▸ WORK INSTRUCTIONS: Find the lines containing the word "name" and copy every one of them.

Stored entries

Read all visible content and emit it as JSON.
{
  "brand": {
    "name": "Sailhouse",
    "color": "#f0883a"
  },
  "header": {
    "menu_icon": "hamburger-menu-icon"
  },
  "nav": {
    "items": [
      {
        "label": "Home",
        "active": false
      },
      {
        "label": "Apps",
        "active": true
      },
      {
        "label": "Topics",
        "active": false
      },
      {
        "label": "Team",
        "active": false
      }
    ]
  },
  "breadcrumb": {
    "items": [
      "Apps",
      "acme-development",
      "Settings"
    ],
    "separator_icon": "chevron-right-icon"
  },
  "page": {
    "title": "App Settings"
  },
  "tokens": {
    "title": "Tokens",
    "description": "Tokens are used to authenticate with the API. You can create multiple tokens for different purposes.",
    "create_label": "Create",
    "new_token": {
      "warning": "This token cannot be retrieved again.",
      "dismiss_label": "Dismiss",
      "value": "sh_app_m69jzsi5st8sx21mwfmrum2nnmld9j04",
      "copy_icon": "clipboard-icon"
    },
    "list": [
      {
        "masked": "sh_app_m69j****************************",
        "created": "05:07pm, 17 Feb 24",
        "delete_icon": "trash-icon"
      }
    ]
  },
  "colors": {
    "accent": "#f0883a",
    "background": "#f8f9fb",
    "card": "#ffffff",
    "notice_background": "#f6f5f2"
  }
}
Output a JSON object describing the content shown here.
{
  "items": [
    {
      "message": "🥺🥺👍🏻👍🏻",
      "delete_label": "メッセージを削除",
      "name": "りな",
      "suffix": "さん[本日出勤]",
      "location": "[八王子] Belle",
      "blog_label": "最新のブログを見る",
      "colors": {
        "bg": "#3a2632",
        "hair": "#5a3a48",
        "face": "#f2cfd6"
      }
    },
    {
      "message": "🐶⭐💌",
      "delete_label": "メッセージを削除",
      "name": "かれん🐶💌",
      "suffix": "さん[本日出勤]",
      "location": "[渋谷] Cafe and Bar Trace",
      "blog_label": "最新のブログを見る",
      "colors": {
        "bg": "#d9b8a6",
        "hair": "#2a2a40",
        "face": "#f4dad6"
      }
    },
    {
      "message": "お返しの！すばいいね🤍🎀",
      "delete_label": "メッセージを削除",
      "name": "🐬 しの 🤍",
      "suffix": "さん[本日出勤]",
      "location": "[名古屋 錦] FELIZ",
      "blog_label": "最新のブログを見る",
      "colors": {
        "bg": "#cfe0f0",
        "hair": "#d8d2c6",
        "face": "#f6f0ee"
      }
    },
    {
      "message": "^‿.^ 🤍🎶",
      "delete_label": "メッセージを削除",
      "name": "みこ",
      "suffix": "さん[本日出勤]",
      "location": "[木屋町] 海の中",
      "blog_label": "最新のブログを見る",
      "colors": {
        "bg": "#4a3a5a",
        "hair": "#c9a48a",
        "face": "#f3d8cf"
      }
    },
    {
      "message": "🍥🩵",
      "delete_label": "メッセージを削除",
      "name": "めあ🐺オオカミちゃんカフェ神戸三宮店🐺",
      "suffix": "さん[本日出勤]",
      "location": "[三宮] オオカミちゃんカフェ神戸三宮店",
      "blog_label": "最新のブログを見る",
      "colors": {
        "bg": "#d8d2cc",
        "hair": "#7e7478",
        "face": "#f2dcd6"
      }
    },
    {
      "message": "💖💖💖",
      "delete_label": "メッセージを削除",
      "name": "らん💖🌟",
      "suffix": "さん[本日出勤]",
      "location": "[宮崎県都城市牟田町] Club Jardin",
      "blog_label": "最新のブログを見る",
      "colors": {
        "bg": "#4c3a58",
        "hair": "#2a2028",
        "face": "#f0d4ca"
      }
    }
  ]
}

▸ RESULT OF THIS EXERCISE:
    "name": "Sailhouse",
      "name": "りな",
      "name": "かれん🐶💌",
      "name": "🐬 しの 🤍",
      "name": "みこ",
      "name": "めあ🐺オオカミちゃんカフェ神戸三宮店🐺",
      "name": "らん💖🌟",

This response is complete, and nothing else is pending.